■ Text passage
14. Wyoming Poems 1994: 5/5 Stars. I really like this short poetry book. It’s only 26 poems and all about Wyoming and the life there. It’s from 1995 so you know it’s more of a modern take on Wyoming. Definitely a great little book. Really debating on joining the Wyoming Writer’s mailing list ahah!!
15-21: Various Manga. between 3-5/5 stars.
22. Secret Garden: 10 minutes classics: 2/5 stars. I love the Secret Garden. It’s one of my top 5 books of all time in my life and will always be in the top 5. The 10 minute classic books is great for a reader wanting a short synopsis of the Secret Garden and it has lovely pictures, but it really loses the magic, the world building, and the characters’ relationships in just 10 minutes. I’ll probably keep the book just because of lovely pictures, but it was a let down!
23. Lovers Legends: The Gay Greek Myths. 4/5 stars. My love for reading and history can be pinpointed exactly to D’Aubaires’ Book of Greek Myths. It planted the seeds of my career ambitions, the types of research I love to conduct, and the person who I am. I always knew the Greeks were more gay than society teaches children, but this book really paints it simple for you. First off, it uses a poem by one of my favorites Allen Grinsberg, and then the author reiterates the gay greek myths in clear and easy stories, and shows how they all connect. The symposium style chapters were long and tedious and I ended up skipping them, and the book really only has 110 pages of stories with the next 80+ being sources, research, and a bibliography. Either way, love me some truth bomb gay ass greek myth!!

■ Using the information
**1)** In the book reviews, why did the short 10-minute version of the Secret Garden disappoint the reviewer?
**2)** List the title of every book in the reviews that has its own numbered entry and a single star rating.

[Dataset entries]
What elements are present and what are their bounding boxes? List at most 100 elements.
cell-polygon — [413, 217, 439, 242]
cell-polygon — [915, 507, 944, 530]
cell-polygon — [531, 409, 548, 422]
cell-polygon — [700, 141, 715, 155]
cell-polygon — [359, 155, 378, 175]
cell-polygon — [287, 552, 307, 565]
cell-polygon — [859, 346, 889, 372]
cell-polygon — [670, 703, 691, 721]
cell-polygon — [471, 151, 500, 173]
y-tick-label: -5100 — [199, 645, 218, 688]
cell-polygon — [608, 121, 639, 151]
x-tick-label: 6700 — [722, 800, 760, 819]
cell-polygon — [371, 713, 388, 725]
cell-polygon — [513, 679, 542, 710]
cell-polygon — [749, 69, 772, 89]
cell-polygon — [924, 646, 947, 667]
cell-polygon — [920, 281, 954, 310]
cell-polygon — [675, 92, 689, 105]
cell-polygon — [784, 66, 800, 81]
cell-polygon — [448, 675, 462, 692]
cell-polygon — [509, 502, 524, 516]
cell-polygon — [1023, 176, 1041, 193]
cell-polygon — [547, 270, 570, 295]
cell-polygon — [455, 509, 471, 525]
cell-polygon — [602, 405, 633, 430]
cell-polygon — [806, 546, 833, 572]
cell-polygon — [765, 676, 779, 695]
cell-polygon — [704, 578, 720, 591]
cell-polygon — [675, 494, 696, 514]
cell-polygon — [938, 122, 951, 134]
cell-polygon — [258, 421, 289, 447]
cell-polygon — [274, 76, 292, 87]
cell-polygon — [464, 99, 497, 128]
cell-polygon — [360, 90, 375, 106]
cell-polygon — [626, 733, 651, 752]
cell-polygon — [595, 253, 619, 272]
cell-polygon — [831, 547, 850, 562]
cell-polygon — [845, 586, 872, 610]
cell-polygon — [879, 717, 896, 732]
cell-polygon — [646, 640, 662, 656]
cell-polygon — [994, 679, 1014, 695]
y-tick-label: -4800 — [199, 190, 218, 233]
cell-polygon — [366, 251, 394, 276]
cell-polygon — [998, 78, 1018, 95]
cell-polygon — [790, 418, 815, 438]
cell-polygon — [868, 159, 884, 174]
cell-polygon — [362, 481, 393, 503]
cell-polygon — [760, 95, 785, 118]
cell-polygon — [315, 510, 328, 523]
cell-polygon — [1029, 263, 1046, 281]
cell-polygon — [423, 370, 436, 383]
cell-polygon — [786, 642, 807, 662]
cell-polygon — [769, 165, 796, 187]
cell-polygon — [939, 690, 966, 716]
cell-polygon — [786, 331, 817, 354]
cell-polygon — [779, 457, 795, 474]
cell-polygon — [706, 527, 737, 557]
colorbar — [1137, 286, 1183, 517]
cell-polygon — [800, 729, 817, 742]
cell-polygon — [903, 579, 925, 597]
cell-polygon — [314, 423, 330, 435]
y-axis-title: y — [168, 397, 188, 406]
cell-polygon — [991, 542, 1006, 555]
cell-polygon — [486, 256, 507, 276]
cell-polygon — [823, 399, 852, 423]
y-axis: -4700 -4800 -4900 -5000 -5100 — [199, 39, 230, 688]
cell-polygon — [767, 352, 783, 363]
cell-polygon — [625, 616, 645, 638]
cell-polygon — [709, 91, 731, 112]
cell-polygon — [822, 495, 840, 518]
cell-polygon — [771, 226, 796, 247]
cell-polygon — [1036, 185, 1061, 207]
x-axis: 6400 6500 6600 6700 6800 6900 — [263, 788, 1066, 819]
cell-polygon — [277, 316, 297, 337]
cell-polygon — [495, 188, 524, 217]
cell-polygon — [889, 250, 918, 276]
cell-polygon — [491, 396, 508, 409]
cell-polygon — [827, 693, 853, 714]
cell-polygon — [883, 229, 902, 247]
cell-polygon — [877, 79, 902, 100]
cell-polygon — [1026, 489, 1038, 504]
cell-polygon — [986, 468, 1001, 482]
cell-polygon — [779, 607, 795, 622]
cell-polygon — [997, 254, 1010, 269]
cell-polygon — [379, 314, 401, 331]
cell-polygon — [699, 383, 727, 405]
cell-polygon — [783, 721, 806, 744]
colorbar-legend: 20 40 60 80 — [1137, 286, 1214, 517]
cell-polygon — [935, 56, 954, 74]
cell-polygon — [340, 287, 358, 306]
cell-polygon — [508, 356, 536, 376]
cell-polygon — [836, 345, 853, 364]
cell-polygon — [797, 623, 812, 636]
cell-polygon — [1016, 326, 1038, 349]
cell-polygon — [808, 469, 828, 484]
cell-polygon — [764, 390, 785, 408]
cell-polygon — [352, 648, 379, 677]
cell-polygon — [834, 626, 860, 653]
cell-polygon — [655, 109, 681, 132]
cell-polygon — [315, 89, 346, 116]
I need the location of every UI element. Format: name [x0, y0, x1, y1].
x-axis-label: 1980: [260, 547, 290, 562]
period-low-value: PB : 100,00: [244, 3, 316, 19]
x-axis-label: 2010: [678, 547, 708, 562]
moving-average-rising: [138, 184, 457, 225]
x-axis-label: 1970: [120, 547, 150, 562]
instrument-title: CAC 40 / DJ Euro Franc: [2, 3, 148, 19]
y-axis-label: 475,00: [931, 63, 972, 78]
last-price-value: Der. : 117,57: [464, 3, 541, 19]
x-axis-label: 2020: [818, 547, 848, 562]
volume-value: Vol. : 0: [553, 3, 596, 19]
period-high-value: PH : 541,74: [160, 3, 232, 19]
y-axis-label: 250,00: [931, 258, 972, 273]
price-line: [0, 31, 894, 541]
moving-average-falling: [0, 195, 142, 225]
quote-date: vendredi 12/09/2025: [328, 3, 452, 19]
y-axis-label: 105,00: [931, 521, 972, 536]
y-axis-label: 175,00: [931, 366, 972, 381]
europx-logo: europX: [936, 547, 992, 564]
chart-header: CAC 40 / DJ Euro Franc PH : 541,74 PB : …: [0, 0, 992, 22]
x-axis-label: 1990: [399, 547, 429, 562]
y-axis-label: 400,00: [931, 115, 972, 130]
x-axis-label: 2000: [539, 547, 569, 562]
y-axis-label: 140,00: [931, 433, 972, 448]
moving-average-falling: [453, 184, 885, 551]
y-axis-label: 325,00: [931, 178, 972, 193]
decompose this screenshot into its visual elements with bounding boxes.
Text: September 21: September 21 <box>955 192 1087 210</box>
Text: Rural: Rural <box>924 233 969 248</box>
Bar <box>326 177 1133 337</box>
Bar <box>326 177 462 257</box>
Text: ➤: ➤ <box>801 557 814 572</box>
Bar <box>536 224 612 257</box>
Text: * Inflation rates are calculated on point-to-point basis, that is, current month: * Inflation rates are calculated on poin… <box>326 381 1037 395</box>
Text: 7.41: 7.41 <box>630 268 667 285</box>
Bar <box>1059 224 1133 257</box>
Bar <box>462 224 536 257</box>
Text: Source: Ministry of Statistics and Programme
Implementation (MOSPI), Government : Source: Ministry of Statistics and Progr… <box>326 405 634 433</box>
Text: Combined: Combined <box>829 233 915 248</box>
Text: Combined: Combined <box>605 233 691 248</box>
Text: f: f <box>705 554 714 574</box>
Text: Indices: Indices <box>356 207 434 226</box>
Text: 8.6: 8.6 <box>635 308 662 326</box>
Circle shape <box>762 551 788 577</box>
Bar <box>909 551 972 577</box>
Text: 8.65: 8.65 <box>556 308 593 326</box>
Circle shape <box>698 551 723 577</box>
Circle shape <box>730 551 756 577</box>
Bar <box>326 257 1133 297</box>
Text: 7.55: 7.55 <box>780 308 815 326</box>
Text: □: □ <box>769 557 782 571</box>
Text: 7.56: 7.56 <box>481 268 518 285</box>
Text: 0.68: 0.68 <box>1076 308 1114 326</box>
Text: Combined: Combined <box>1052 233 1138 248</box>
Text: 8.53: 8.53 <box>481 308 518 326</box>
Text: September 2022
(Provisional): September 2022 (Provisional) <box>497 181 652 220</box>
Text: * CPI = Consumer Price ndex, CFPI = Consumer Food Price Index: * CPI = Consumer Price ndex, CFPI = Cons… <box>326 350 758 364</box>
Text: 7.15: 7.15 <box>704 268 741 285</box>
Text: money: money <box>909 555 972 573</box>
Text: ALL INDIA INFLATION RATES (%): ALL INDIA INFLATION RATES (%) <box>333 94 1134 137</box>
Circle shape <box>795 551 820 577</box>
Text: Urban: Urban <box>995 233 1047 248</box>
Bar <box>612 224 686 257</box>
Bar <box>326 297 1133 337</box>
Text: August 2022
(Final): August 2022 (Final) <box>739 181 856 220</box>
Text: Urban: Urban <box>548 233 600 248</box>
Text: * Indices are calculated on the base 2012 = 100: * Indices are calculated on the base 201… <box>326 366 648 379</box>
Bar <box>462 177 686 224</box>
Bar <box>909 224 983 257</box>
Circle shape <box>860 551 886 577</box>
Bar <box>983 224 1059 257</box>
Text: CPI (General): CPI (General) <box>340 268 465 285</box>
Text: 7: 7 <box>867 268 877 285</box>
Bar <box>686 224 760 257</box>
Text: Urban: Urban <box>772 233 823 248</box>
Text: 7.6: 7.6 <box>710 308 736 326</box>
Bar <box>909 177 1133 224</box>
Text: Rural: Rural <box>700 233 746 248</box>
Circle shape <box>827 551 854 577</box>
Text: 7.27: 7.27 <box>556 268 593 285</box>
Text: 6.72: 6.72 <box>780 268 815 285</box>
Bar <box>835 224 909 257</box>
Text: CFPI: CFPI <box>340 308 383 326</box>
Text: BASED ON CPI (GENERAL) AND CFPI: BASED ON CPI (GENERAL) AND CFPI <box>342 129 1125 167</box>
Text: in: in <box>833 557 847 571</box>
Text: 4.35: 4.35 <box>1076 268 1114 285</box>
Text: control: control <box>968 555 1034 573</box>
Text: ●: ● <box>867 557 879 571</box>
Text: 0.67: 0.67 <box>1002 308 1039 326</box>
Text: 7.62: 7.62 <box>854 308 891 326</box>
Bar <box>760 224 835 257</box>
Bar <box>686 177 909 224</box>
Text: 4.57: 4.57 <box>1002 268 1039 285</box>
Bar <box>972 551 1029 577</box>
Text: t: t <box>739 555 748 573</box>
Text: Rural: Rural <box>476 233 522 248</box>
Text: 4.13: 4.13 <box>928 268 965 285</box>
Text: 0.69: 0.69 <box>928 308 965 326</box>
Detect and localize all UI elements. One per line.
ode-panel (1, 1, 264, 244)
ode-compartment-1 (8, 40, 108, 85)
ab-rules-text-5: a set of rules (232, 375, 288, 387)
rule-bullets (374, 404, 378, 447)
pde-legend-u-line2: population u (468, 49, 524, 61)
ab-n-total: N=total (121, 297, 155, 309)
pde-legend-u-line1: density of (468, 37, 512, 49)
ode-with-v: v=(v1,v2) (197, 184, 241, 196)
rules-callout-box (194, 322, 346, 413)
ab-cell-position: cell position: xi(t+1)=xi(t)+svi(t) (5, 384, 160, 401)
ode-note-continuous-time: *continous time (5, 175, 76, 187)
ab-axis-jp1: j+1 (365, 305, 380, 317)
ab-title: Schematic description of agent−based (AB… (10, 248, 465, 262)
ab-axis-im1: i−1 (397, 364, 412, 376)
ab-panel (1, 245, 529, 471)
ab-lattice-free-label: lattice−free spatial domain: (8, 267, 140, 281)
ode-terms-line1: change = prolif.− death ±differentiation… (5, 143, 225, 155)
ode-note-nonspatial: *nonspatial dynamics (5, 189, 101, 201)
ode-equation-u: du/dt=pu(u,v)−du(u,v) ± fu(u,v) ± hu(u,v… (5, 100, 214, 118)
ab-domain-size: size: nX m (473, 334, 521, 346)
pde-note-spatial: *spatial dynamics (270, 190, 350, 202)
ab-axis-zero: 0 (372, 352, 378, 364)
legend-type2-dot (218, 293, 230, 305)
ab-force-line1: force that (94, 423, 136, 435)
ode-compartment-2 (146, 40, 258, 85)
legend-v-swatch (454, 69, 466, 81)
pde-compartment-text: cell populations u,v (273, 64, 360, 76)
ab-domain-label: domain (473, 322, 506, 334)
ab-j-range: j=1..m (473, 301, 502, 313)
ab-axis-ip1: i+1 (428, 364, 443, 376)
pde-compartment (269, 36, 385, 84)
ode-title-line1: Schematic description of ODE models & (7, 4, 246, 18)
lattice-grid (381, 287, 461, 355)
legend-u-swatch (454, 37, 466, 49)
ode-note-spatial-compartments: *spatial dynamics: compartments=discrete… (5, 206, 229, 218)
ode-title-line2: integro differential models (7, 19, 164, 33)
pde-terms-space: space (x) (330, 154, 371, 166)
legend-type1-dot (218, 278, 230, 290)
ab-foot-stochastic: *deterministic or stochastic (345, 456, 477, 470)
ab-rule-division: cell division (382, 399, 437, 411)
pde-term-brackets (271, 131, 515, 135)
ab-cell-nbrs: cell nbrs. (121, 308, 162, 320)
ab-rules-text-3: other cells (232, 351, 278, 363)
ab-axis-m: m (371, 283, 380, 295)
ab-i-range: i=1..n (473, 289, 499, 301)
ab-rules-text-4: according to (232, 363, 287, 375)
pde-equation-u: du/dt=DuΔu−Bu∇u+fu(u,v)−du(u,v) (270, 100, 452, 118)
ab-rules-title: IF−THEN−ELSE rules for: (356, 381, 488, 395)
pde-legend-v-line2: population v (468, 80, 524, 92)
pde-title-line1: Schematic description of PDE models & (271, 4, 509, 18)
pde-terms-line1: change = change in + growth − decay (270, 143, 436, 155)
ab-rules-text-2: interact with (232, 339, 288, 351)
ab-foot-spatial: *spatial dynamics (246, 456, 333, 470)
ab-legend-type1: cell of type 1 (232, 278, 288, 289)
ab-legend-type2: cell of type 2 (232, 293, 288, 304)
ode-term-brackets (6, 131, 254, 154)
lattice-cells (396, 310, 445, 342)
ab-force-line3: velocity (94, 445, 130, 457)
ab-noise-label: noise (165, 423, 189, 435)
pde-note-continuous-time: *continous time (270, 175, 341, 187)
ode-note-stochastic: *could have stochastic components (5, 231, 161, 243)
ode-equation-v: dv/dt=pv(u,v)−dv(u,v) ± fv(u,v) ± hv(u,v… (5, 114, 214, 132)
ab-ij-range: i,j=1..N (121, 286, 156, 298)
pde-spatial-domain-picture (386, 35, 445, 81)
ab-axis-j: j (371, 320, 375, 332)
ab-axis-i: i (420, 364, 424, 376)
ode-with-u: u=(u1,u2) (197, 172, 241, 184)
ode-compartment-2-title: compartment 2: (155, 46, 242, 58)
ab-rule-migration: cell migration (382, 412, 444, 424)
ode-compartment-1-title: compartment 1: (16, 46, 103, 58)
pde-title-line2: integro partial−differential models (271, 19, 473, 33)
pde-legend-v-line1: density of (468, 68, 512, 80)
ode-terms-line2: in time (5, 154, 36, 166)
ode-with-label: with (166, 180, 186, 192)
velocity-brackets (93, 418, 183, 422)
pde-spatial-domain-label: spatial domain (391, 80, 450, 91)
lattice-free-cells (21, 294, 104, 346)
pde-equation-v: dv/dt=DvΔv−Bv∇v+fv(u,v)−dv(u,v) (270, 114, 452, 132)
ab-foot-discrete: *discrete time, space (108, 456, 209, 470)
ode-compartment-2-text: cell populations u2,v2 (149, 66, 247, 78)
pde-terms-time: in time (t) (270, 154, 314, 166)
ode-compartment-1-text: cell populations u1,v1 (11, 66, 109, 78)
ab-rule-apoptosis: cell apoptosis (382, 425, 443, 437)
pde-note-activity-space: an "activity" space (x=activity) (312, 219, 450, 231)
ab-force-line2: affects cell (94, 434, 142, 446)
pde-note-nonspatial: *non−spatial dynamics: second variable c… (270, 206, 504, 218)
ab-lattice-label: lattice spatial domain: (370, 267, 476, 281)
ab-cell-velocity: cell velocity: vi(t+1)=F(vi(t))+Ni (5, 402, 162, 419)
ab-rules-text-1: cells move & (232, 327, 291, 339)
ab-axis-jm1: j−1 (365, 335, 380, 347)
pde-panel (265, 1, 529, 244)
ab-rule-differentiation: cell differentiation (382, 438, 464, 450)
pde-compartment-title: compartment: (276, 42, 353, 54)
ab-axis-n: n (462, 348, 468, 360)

■ Responses to the exercise
**1)** It loses the magic, the world building, and the characters' relationships of the Secret Garden by cutting the story down to 10 minutes. The reviewer gave it 2/5 stars, even though it offers a short synopsis and lovely pictures.

**2)**
- Wyoming Poems 1994
- Secret Garden: 10 minutes classics
- Lovers Legends: The Gay Greek Myths